■ To do
Make an exact copy of all the data.

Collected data
— Start —
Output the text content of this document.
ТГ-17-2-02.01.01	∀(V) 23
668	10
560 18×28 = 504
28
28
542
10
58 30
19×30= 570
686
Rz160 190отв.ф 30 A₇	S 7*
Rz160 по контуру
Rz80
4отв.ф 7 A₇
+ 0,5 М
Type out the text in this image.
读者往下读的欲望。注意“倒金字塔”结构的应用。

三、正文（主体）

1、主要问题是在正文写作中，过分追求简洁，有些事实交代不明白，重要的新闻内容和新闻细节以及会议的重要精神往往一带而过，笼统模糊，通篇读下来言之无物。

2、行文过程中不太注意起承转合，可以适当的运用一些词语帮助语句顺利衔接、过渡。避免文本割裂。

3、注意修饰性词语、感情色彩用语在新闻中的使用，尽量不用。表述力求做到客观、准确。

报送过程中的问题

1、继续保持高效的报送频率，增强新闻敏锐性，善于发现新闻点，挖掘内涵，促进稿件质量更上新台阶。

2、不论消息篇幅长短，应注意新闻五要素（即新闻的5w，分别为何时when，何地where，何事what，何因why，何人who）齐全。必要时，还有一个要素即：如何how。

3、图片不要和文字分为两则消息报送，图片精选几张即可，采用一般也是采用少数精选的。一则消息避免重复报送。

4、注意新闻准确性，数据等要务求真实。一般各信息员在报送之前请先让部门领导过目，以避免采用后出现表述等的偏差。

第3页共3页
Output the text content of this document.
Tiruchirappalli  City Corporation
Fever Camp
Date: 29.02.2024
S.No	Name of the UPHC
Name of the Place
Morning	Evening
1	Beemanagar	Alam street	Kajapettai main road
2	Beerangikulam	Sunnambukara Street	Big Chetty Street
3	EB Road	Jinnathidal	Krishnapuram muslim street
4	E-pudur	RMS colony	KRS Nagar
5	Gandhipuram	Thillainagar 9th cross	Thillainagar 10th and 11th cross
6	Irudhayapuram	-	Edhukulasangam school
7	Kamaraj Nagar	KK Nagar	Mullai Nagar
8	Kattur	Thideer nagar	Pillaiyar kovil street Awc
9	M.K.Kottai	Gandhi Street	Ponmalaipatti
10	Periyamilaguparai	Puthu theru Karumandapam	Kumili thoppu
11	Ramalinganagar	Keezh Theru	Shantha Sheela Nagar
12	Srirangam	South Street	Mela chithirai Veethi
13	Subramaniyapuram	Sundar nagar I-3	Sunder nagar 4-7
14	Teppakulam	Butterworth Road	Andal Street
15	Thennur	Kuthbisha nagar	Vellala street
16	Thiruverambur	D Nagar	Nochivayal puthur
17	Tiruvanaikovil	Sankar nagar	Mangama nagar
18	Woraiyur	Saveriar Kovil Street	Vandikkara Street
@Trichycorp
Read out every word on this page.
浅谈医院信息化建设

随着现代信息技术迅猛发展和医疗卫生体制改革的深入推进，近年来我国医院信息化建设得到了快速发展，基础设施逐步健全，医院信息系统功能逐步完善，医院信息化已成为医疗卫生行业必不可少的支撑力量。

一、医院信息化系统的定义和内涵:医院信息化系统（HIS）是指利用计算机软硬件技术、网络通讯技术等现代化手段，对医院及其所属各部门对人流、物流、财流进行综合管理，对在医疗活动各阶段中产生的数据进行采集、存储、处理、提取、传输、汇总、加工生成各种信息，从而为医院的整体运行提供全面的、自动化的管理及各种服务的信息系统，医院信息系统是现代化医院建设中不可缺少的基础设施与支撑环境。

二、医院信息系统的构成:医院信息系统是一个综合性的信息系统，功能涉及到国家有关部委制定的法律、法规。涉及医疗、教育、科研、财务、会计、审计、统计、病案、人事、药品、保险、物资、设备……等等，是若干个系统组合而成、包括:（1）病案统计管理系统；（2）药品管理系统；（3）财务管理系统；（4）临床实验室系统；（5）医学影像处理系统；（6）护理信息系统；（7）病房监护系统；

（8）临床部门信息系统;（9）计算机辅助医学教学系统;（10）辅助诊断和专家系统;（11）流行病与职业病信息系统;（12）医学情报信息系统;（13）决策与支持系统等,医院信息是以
— End —
■ The completed task
Output the text content of this document.
ТГ-17-2-02.01.01	∀(V) 23
668	10
560 18×28 = 504
28
28
542
10
58 30
19×30= 570
686
Rz160 190отв.ф 30 A₇	S 7*
Rz160 по контуру
Rz80
4отв.ф 7 A₇
+ 0,5 М
Type out the text in this image.
读者往下读的欲望。注意“倒金字塔”结构的应用。

三、正文（主体）

1、主要问题是在正文写作中，过分追求简洁，有些事实交代不明白，重要的新闻内容和新闻细节以及会议的重要精神往往一带而过，笼统模糊，通篇读下来言之无物。

2、行文过程中不太注意起承转合，可以适当的运用一些词语帮助语句顺利衔接、过渡。避免文本割裂。

3、注意修饰性词语、感情色彩用语在新闻中的使用，尽量不用。表述力求做到客观、准确。

报送过程中的问题

1、继续保持高效的报送频率，增强新闻敏锐性，善于发现新闻点，挖掘内涵，促进稿件质量更上新台阶。

2、不论消息篇幅长短，应注意新闻五要素（即新闻的5w，分别为何时when，何地where，何事what，何因why，何人who）齐全。必要时，还有一个要素即：如何how。

3、图片不要和文字分为两则消息报送，图片精选几张即可，采用一般也是采用少数精选的。一则消息避免重复报送。

4、注意新闻准确性，数据等要务求真实。一般各信息员在报送之前请先让部门领导过目，以避免采用后出现表述等的偏差。

第3页共3页
Output the text content of this document.
Tiruchirappalli  City Corporation
Fever Camp
Date: 29.02.2024
S.No	Name of the UPHC
Name of the Place
Morning	Evening
1	Beemanagar	Alam street	Kajapettai main road
2	Beerangikulam	Sunnambukara Street	Big Chetty Street
3	EB Road	Jinnathidal	Krishnapuram muslim street
4	E-pudur	RMS colony	KRS Nagar
5	Gandhipuram	Thillainagar 9th cross	Thillainagar 10th and 11th cross
6	Irudhayapuram	-	Edhukulasangam school
7	Kamaraj Nagar	KK Nagar	Mullai Nagar
8	Kattur	Thideer nagar	Pillaiyar kovil street Awc
9	M.K.Kottai	Gandhi Street	Ponmalaipatti
10	Periyamilaguparai	Puthu theru Karumandapam	Kumili thoppu
11	Ramalinganagar	Keezh Theru	Shantha Sheela Nagar
12	Srirangam	South Street	Mela chithirai Veethi
13	Subramaniyapuram	Sundar nagar I-3	Sunder nagar 4-7
14	Teppakulam	Butterworth Road	Andal Street
15	Thennur	Kuthbisha nagar	Vellala street
16	Thiruverambur	D Nagar	Nochivayal puthur
17	Tiruvanaikovil	Sankar nagar	Mangama nagar
18	Woraiyur	Saveriar Kovil Street	Vandikkara Street
@Trichycorp
Read out every word on this page.
浅谈医院信息化建设

随着现代信息技术迅猛发展和医疗卫生体制改革的深入推进，近年来我国医院信息化建设得到了快速发展，基础设施逐步健全，医院信息系统功能逐步完善，医院信息化已成为医疗卫生行业必不可少的支撑力量。

一、医院信息化系统的定义和内涵:医院信息化系统（HIS）是指利用计算机软硬件技术、网络通讯技术等现代化手段，对医院及其所属各部门对人流、物流、财流进行综合管理，对在医疗活动各阶段中产生的数据进行采集、存储、处理、提取、传输、汇总、加工生成各种信息，从而为医院的整体运行提供全面的、自动化的管理及各种服务的信息系统，医院信息系统是现代化医院建设中不可缺少的基础设施与支撑环境。

二、医院信息系统的构成:医院信息系统是一个综合性的信息系统，功能涉及到国家有关部委制定的法律、法规。涉及医疗、教育、科研、财务、会计、审计、统计、病案、人事、药品、保险、物资、设备……等等，是若干个系统组合而成、包括:（1）病案统计管理系统；（2）药品管理系统；（3）财务管理系统；（4）临床实验室系统；（5）医学影像处理系统；（6）护理信息系统；（7）病房监护系统；

（8）临床部门信息系统;（9）计算机辅助医学教学系统;（10）辅助诊断和专家系统;（11）流行病与职业病信息系统;（12）医学情报信息系统;（13）决策与支持系统等,医院信息是以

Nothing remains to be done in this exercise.